▽

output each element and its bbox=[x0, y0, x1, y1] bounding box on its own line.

△
▽

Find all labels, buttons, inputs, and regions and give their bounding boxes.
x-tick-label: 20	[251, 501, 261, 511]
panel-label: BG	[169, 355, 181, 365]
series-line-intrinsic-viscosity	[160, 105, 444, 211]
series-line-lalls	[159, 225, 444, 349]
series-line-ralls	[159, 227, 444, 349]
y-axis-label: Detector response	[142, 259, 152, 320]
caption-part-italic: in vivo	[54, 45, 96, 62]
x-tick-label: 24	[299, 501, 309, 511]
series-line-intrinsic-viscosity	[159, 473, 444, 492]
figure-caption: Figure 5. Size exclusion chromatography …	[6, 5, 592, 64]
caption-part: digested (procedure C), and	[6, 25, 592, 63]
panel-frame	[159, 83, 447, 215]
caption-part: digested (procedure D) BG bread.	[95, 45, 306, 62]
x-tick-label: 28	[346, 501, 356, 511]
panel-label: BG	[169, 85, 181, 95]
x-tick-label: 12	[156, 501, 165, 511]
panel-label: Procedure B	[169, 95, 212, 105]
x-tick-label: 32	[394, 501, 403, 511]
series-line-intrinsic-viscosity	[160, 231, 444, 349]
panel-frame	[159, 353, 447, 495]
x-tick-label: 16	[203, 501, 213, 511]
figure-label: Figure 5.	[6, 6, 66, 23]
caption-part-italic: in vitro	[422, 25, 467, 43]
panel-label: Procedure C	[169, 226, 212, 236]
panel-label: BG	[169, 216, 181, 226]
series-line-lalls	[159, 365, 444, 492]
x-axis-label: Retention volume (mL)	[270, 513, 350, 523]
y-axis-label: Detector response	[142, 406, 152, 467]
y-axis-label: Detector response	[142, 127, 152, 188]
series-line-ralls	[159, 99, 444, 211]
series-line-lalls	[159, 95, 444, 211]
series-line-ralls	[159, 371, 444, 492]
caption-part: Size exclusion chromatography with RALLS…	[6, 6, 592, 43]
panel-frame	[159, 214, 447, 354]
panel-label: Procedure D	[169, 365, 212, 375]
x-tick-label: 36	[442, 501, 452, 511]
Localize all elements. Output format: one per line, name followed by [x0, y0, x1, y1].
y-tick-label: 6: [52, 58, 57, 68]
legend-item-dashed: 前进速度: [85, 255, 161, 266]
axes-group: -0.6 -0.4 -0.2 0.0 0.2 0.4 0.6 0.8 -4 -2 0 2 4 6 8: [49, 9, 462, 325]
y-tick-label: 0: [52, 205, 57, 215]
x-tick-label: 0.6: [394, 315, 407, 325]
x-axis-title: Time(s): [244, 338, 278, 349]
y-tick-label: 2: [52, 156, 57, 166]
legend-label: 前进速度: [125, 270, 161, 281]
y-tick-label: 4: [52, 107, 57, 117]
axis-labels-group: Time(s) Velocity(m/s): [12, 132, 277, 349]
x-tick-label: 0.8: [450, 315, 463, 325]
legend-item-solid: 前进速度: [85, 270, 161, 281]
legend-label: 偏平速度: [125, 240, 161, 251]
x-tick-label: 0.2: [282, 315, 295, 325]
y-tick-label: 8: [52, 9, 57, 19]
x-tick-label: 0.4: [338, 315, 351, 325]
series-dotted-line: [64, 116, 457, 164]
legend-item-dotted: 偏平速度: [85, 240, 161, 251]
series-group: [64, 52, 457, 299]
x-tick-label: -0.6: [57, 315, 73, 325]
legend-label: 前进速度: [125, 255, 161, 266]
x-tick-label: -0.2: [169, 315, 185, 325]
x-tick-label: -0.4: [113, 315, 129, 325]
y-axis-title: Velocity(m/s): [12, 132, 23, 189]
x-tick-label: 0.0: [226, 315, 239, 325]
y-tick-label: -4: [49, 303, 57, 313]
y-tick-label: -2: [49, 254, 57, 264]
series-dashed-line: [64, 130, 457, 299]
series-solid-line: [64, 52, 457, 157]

△
▽

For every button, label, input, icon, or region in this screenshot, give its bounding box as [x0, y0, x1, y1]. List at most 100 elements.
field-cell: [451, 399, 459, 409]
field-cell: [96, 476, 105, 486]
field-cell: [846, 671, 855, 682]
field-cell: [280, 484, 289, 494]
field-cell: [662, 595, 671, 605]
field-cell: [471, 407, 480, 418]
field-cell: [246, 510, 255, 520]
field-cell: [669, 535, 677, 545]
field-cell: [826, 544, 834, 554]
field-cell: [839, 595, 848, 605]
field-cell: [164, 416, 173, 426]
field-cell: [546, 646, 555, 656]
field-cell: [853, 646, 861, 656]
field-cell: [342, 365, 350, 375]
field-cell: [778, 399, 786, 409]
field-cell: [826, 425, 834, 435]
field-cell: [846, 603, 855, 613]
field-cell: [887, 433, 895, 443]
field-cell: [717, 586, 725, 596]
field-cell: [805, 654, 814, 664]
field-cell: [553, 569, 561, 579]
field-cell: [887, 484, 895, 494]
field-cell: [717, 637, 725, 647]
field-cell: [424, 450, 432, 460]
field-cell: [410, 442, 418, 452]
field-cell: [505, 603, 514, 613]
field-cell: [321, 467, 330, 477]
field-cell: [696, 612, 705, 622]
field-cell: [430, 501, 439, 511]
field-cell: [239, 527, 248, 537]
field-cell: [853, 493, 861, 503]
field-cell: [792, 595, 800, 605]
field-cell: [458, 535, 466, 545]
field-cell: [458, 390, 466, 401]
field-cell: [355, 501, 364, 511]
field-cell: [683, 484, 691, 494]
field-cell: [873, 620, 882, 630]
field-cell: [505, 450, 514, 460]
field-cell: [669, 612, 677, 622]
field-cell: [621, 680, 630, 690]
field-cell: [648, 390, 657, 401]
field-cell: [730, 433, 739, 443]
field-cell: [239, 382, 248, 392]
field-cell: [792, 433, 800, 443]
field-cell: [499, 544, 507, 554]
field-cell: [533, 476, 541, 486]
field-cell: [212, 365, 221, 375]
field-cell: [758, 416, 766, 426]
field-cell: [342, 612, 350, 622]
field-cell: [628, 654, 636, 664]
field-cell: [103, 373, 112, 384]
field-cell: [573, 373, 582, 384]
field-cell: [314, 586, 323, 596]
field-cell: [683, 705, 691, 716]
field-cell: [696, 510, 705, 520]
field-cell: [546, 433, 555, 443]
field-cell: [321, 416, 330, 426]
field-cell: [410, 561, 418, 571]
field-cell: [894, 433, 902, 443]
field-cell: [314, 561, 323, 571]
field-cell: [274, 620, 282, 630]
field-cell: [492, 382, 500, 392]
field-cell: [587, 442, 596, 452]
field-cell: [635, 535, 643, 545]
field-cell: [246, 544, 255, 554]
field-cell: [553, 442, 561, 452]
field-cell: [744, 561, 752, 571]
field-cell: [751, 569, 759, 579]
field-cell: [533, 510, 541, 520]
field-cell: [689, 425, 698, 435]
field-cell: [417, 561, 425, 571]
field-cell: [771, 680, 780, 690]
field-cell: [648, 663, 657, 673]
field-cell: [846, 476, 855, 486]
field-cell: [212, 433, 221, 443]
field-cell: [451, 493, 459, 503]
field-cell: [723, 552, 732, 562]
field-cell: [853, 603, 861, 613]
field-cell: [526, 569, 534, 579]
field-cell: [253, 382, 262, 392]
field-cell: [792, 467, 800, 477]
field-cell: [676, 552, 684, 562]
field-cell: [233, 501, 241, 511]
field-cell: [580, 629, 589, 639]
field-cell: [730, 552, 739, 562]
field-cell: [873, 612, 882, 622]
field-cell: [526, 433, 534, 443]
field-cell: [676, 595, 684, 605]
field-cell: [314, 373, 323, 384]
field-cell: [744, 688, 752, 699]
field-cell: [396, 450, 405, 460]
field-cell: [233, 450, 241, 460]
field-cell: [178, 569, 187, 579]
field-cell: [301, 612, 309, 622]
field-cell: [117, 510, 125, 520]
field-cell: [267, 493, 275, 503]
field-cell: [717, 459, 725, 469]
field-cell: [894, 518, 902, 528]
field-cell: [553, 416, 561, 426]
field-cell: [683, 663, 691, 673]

△

▶ _WORK INSTRUCTIONS_
Please scale the records in the stretch from the line containing "For every button, label, input, icon, or" through the line containing "field-cell: [669, 535, 677, 545]", both lines included. Write out every line of that stretch again, multiply each bounding-box coordinate in the answers by 0.55, round to whole numbers with halves going up, and leave every other number as it is.

▶ _SOLVED PROBLEM_
For every button, label, input, icon, or region in this screenshot, give its bounding box as [x0, y0, x1, y1]. List at most 100 elements.
field-cell: [248, 219, 252, 225]
field-cell: [53, 262, 58, 267]
field-cell: [465, 369, 470, 375]
field-cell: [154, 266, 159, 272]
field-cell: [364, 327, 369, 333]
field-cell: [259, 224, 264, 230]
field-cell: [135, 281, 140, 286]
field-cell: [368, 294, 372, 300]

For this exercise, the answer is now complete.